Instructions to follow:
Work out how many lines in the entries contain the string "mant", and give nothing but that number.

#### Data supplied ####

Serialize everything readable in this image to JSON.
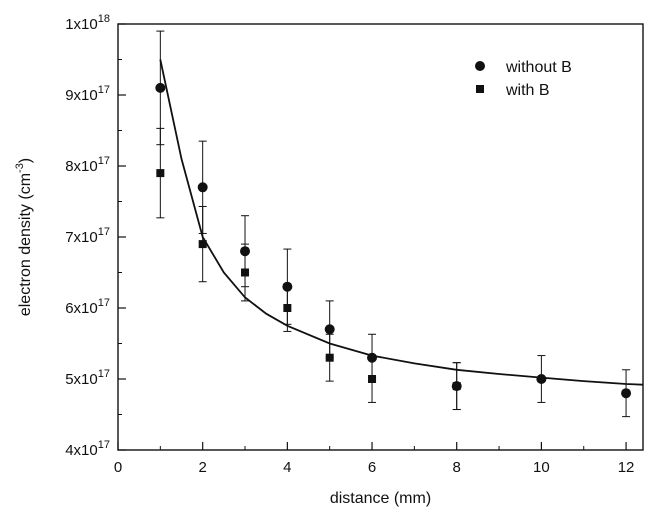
{
  "chart_data": {
    "type": "scatter",
    "title": "",
    "xlabel": "distance (mm)",
    "ylabel": "electron density (cm",
    "ylabel_sup": "-3",
    "ylabel_suffix": ")",
    "xlim": [
      0,
      12.4
    ],
    "ylim": [
      4e+17,
      1e+18
    ],
    "x_ticks": [
      0,
      2,
      4,
      6,
      8,
      10,
      12
    ],
    "y_ticks": [
      {
        "value": 4e+17,
        "mant": "4x10",
        "exp": "17"
      },
      {
        "value": 5e+17,
        "mant": "5x10",
        "exp": "17"
      },
      {
        "value": 6e+17,
        "mant": "6x10",
        "exp": "17"
      },
      {
        "value": 7e+17,
        "mant": "7x10",
        "exp": "17"
      },
      {
        "value": 8e+17,
        "mant": "8x10",
        "exp": "17"
      },
      {
        "value": 9e+17,
        "mant": "9x10",
        "exp": "17"
      },
      {
        "value": 1e+18,
        "mant": "1x10",
        "exp": "18"
      }
    ],
    "grid": false,
    "legend_position": "top-right",
    "series": [
      {
        "name": "without B",
        "marker": "circle",
        "points": [
          {
            "x": 1,
            "y": 9.1e+17,
            "err": 8e+16
          },
          {
            "x": 2,
            "y": 7.7e+17,
            "err": 6.5e+16
          },
          {
            "x": 3,
            "y": 6.8e+17,
            "err": 5e+16
          },
          {
            "x": 4,
            "y": 6.3e+17,
            "err": 5.3e+16
          },
          {
            "x": 5,
            "y": 5.7e+17,
            "err": 4e+16
          },
          {
            "x": 6,
            "y": 5.3e+17,
            "err": 3.3e+16
          },
          {
            "x": 8,
            "y": 4.9e+17,
            "err": 3.3e+16
          },
          {
            "x": 10,
            "y": 5e+17,
            "err": 3.3e+16
          },
          {
            "x": 12,
            "y": 4.8e+17,
            "err": 3.3e+16
          }
        ]
      },
      {
        "name": "with B",
        "marker": "square",
        "points": [
          {
            "x": 1,
            "y": 7.9e+17,
            "err": 6.3e+16
          },
          {
            "x": 2,
            "y": 6.9e+17,
            "err": 5.3e+16
          },
          {
            "x": 3,
            "y": 6.5e+17,
            "err": 4e+16
          },
          {
            "x": 4,
            "y": 6e+17,
            "err": 3.3e+16
          },
          {
            "x": 5,
            "y": 5.3e+17,
            "err": 3.3e+16
          },
          {
            "x": 6,
            "y": 5e+17,
            "err": 3.3e+16
          },
          {
            "x": 8,
            "y": 4.9e+17,
            "err": 3.3e+16
          }
        ]
      }
    ],
    "fit_curve": {
      "x": [
        1,
        1.5,
        2,
        2.5,
        3,
        3.5,
        4,
        5,
        6,
        7,
        8,
        9,
        10,
        11,
        12,
        12.4
      ],
      "y": [
        9.5e+17,
        8.1e+17,
        7e+17,
        6.5e+17,
        6.15e+17,
        5.92e+17,
        5.75e+17,
        5.5e+17,
        5.33e+17,
        5.22e+17,
        5.13e+17,
        5.07e+17,
        5.02e+17,
        4.97e+17,
        4.93e+17,
        4.92e+17
      ]
    }
  }
}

####

Completed task:
7